#### Requirements
Find every line of the listing below where "page" appears, and copy it.

(Data records)
****************************************
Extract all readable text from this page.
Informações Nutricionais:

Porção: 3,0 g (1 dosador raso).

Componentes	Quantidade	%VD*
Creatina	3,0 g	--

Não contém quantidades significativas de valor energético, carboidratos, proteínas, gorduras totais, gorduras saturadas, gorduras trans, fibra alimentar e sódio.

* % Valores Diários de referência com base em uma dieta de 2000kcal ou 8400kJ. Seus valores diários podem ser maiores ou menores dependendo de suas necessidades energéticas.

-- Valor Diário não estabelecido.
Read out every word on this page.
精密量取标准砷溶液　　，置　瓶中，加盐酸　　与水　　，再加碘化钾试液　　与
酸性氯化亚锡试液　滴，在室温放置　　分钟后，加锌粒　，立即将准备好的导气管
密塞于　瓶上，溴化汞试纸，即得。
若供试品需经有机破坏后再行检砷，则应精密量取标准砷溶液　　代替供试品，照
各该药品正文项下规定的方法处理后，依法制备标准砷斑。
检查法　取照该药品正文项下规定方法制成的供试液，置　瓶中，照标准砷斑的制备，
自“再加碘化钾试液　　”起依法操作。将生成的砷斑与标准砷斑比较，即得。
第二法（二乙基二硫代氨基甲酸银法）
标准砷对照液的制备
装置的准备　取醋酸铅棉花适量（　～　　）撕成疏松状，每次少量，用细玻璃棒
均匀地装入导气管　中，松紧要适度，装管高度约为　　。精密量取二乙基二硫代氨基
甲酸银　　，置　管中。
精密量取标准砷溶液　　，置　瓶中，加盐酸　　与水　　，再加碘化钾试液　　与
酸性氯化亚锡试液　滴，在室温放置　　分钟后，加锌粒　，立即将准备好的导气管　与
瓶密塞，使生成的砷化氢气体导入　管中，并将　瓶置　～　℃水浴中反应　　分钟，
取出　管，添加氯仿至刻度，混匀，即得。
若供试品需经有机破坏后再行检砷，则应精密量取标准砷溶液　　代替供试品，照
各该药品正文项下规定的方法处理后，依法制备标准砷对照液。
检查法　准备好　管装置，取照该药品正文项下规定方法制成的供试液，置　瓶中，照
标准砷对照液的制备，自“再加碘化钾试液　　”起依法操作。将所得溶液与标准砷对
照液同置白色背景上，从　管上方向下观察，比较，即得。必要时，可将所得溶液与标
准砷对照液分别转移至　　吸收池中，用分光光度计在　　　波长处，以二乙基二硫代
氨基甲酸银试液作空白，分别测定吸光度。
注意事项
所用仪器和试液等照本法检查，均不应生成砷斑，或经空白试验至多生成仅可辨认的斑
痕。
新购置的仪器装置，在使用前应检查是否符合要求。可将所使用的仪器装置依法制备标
****************************************
#### Solution for this task
Extract all readable text from this page.
Read out every word on this page.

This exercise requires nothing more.